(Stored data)
Start

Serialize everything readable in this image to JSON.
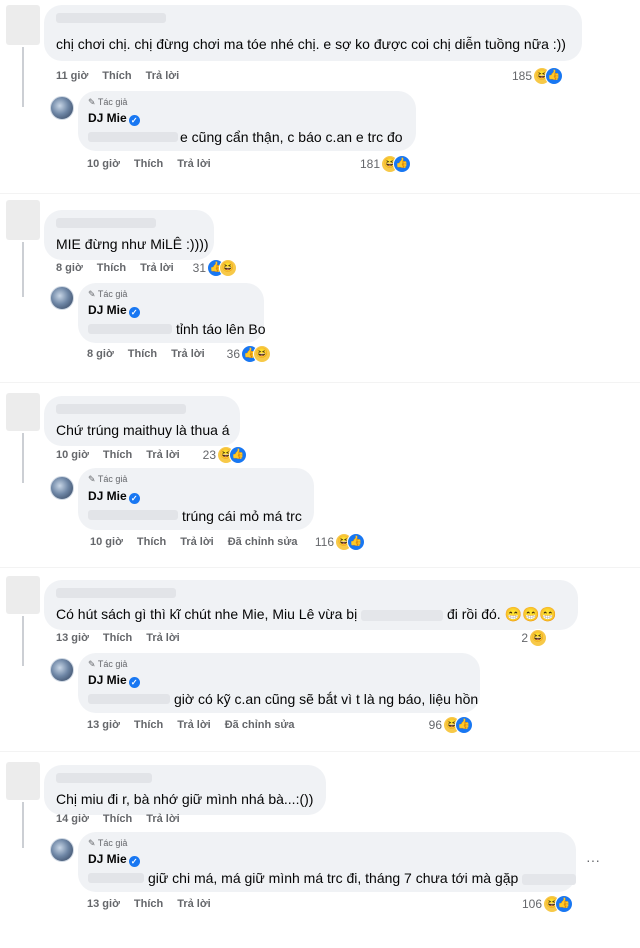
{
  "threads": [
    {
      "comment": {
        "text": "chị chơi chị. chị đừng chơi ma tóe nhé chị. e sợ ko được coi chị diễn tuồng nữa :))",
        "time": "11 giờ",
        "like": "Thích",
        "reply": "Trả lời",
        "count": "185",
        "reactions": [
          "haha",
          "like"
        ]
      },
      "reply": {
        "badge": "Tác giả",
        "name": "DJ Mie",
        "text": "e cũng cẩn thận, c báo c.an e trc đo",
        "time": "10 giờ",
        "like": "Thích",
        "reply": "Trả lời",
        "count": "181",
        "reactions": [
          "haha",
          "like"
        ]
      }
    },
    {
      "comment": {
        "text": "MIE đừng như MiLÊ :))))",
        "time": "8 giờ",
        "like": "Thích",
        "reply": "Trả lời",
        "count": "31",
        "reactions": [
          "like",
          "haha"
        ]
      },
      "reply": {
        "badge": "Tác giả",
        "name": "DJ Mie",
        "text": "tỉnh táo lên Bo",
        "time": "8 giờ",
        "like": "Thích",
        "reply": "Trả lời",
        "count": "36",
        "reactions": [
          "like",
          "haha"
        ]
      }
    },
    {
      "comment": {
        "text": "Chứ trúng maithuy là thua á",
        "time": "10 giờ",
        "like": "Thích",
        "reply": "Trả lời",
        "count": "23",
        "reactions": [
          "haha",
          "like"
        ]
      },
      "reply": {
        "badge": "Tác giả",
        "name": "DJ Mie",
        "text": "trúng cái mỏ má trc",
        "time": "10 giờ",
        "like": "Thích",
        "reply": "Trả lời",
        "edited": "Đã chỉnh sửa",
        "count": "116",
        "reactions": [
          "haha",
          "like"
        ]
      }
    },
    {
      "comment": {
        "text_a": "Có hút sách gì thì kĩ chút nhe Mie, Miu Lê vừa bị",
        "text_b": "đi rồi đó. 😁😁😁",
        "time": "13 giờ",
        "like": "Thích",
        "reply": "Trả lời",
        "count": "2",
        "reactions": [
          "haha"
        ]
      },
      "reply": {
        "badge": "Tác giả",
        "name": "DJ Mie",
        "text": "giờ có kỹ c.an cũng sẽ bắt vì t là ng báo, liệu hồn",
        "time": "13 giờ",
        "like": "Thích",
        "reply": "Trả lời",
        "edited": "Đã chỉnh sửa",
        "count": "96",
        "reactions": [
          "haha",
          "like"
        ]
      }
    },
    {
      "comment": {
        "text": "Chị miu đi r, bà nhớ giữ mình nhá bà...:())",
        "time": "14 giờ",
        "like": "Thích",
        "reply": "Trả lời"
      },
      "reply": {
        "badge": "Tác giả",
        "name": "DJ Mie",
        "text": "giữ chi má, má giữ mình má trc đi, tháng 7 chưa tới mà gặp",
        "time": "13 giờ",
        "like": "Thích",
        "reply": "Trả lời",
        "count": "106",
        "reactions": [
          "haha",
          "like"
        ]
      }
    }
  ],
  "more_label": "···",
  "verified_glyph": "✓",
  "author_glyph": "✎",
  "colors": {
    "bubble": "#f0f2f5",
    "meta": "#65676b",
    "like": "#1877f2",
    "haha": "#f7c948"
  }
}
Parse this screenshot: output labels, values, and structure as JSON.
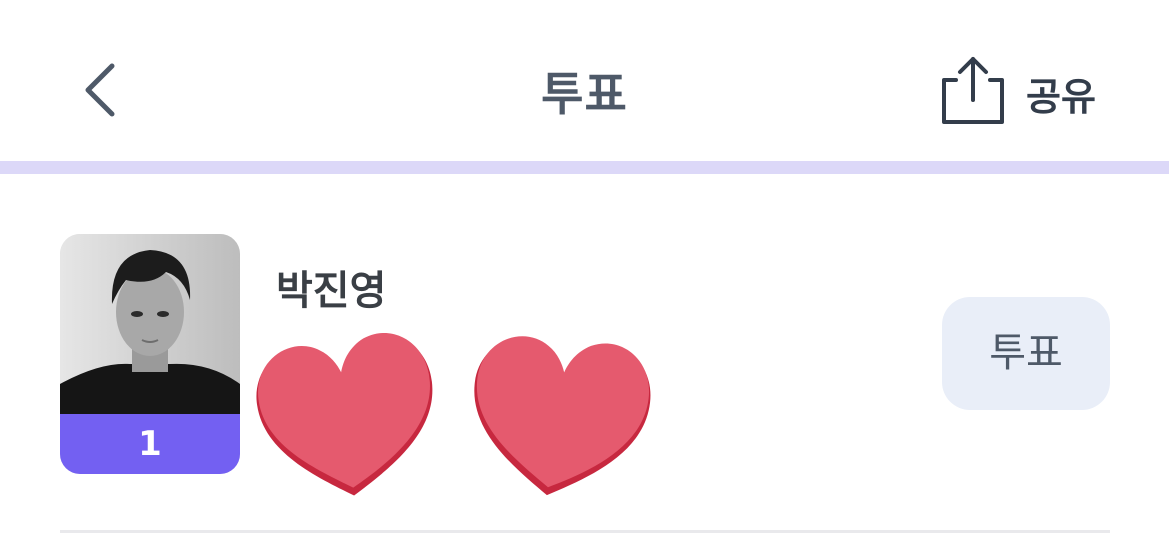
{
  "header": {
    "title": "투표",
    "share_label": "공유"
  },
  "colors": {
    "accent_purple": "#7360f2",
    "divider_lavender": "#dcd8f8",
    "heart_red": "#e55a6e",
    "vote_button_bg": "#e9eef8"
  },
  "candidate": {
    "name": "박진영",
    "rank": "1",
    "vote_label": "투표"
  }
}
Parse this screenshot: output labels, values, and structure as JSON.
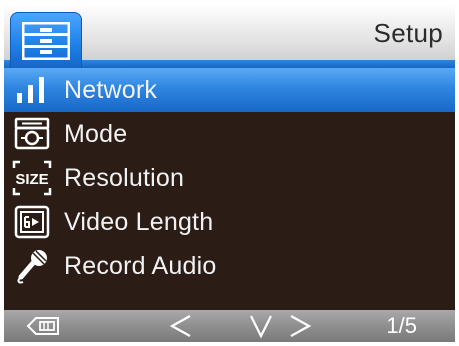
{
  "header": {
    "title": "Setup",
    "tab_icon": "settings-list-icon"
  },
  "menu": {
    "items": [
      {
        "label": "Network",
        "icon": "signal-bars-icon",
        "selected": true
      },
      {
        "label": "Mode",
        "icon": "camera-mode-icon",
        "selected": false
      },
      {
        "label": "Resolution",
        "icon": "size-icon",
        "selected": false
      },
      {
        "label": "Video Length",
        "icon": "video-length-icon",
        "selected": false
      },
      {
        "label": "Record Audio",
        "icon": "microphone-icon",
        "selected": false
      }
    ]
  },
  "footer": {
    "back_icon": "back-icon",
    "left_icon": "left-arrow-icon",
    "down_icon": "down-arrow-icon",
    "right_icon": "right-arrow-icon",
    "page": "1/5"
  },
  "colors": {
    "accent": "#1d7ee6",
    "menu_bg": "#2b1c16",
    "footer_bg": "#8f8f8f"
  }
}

End

• _DIRECTION_: Retype all entries exactly as they appear, dropping the images.

• _TASK RESPONSE_:
Serialize everything readable in this image to JSON.
{
  "threads": [
    {
      "comment": {
        "text": "chị chơi chị. chị đừng chơi ma tóe nhé chị. e sợ ko được coi chị diễn tuồng nữa :))",
        "time": "11 giờ",
        "like": "Thích",
        "reply": "Trả lời",
        "count": "185",
        "reactions": [
          "haha",
          "like"
        ]
      },
      "reply": {
        "badge": "Tác giả",
        "name": "DJ Mie",
        "text": "e cũng cẩn thận, c báo c.an e trc đo",
        "time": "10 giờ",
        "like": "Thích",
        "reply": "Trả lời",
        "count": "181",
        "reactions": [
          "haha",
          "like"
        ]
      }
    },
    {
      "comment": {
        "text": "MIE đừng như MiLÊ :))))",
        "time": "8 giờ",
        "like": "Thích",
        "reply": "Trả lời",
        "count": "31",
        "reactions": [
          "like",
          "haha"
        ]
      },
      "reply": {
        "badge": "Tác giả",
        "name": "DJ Mie",
        "text": "tỉnh táo lên Bo",
        "time": "8 giờ",
        "like": "Thích",
        "reply": "Trả lời",
        "count": "36",
        "reactions": [
          "like",
          "haha"
        ]
      }
    },
    {
      "comment": {
        "text": "Chứ trúng maithuy là thua á",
        "time": "10 giờ",
        "like": "Thích",
        "reply": "Trả lời",
        "count": "23",
        "reactions": [
          "haha",
          "like"
        ]
      },
      "reply": {
        "badge": "Tác giả",
        "name": "DJ Mie",
        "text": "trúng cái mỏ má trc",
        "time": "10 giờ",
        "like": "Thích",
        "reply": "Trả lời",
        "edited": "Đã chỉnh sửa",
        "count": "116",
        "reactions": [
          "haha",
          "like"
        ]
      }
    },
    {
      "comment": {
        "text_a": "Có hút sách gì thì kĩ chút nhe Mie, Miu Lê vừa bị",
        "text_b": "đi rồi đó. 😁😁😁",
        "time": "13 giờ",
        "like": "Thích",
        "reply": "Trả lời",
        "count": "2",
        "reactions": [
          "haha"
        ]
      },
      "reply": {
        "badge": "Tác giả",
        "name": "DJ Mie",
        "text": "giờ có kỹ c.an cũng sẽ bắt vì t là ng báo, liệu hồn",
        "time": "13 giờ",
        "like": "Thích",
        "reply": "Trả lời",
        "edited": "Đã chỉnh sửa",
        "count": "96",
        "reactions": [
          "haha",
          "like"
        ]
      }
    },
    {
      "comment": {
        "text": "Chị miu đi r, bà nhớ giữ mình nhá bà...:())",
        "time": "14 giờ",
        "like": "Thích",
        "reply": "Trả lời"
      },
      "reply": {
        "badge": "Tác giả",
        "name": "DJ Mie",
        "text": "giữ chi má, má giữ mình má trc đi, tháng 7 chưa tới mà gặp",
        "time": "13 giờ",
        "like": "Thích",
        "reply": "Trả lời",
        "count": "106",
        "reactions": [
          "haha",
          "like"
        ]
      }
    }
  ],
  "more_label": "···",
  "verified_glyph": "✓",
  "author_glyph": "✎",
  "colors": {
    "bubble": "#f0f2f5",
    "meta": "#65676b",
    "like": "#1877f2",
    "haha": "#f7c948"
  }
}
Parse this screenshot: output labels, values, and structure as JSON.
{
  "header": {
    "title": "투표",
    "share_label": "공유"
  },
  "colors": {
    "accent_purple": "#7360f2",
    "divider_lavender": "#dcd8f8",
    "heart_red": "#e55a6e",
    "vote_button_bg": "#e9eef8"
  },
  "candidate": {
    "name": "박진영",
    "rank": "1",
    "vote_label": "투표"
  }
}
Parse this screenshot: output labels, values, and structure as JSON.
{
  "header": {
    "title": "Setup",
    "tab_icon": "settings-list-icon"
  },
  "menu": {
    "items": [
      {
        "label": "Network",
        "icon": "signal-bars-icon",
        "selected": true
      },
      {
        "label": "Mode",
        "icon": "camera-mode-icon",
        "selected": false
      },
      {
        "label": "Resolution",
        "icon": "size-icon",
        "selected": false
      },
      {
        "label": "Video Length",
        "icon": "video-length-icon",
        "selected": false
      },
      {
        "label": "Record Audio",
        "icon": "microphone-icon",
        "selected": false
      }
    ]
  },
  "footer": {
    "back_icon": "back-icon",
    "left_icon": "left-arrow-icon",
    "down_icon": "down-arrow-icon",
    "right_icon": "right-arrow-icon",
    "page": "1/5"
  },
  "colors": {
    "accent": "#1d7ee6",
    "menu_bg": "#2b1c16",
    "footer_bg": "#8f8f8f"
  }
}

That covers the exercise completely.